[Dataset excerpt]

⁂

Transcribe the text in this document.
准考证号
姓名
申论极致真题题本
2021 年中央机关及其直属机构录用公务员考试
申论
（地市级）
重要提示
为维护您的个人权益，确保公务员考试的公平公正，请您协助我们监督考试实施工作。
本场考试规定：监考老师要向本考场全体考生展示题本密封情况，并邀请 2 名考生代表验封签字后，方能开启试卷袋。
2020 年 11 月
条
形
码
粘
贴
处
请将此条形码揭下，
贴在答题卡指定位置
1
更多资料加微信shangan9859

⁂

DIRECTIONS FOR THIS TASK. From the listing above, extract all records word for word.

CORRECT ANSWER.
Transcribe the text in this document.
准考证号
姓名
申论极致真题题本
2021 年中央机关及其直属机构录用公务员考试
申论
（地市级）
重要提示
为维护您的个人权益，确保公务员考试的公平公正，请您协助我们监督考试实施工作。
本场考试规定：监考老师要向本考场全体考生展示题本密封情况，并邀请 2 名考生代表验封签字后，方能开启试卷袋。
2020 年 11 月
条
形
码
粘
贴
处
请将此条形码揭下，
贴在答题卡指定位置
1
更多资料加微信shangan9859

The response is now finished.